--- BEGIN Records for processing ---

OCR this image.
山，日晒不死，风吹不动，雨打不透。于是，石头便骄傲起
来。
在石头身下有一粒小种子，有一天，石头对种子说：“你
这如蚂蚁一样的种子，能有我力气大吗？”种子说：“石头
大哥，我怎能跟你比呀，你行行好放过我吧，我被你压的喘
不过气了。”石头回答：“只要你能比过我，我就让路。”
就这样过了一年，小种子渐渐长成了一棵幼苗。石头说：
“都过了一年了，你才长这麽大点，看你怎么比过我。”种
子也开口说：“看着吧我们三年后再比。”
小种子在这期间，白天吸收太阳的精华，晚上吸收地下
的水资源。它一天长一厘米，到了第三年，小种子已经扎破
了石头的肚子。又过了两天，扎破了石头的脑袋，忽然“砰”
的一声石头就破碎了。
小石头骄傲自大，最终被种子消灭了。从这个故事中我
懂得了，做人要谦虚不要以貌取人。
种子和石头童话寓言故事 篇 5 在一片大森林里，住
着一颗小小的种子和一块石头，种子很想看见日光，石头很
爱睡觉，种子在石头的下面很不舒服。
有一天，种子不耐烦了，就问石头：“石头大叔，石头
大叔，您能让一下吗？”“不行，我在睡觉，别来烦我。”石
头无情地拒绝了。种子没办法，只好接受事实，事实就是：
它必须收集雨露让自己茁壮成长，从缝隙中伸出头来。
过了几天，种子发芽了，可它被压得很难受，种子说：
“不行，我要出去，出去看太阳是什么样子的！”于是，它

--- END Records for processing ---

**Problem:** Copy all of the data. Keep every word exactly as it is.

**The result:**
OCR this image.
山，日晒不死，风吹不动，雨打不透。于是，石头便骄傲起
来。
在石头身下有一粒小种子，有一天，石头对种子说：“你
这如蚂蚁一样的种子，能有我力气大吗？”种子说：“石头
大哥，我怎能跟你比呀，你行行好放过我吧，我被你压的喘
不过气了。”石头回答：“只要你能比过我，我就让路。”
就这样过了一年，小种子渐渐长成了一棵幼苗。石头说：
“都过了一年了，你才长这麽大点，看你怎么比过我。”种
子也开口说：“看着吧我们三年后再比。”
小种子在这期间，白天吸收太阳的精华，晚上吸收地下
的水资源。它一天长一厘米，到了第三年，小种子已经扎破
了石头的肚子。又过了两天，扎破了石头的脑袋，忽然“砰”
的一声石头就破碎了。
小石头骄傲自大，最终被种子消灭了。从这个故事中我
懂得了，做人要谦虚不要以貌取人。
种子和石头童话寓言故事 篇 5 在一片大森林里，住
着一颗小小的种子和一块石头，种子很想看见日光，石头很
爱睡觉，种子在石头的下面很不舒服。
有一天，种子不耐烦了，就问石头：“石头大叔，石头
大叔，您能让一下吗？”“不行，我在睡觉，别来烦我。”石
头无情地拒绝了。种子没办法，只好接受事实，事实就是：
它必须收集雨露让自己茁壮成长，从缝隙中伸出头来。
过了几天，种子发芽了，可它被压得很难受，种子说：
“不行，我要出去，出去看太阳是什么样子的！”于是，它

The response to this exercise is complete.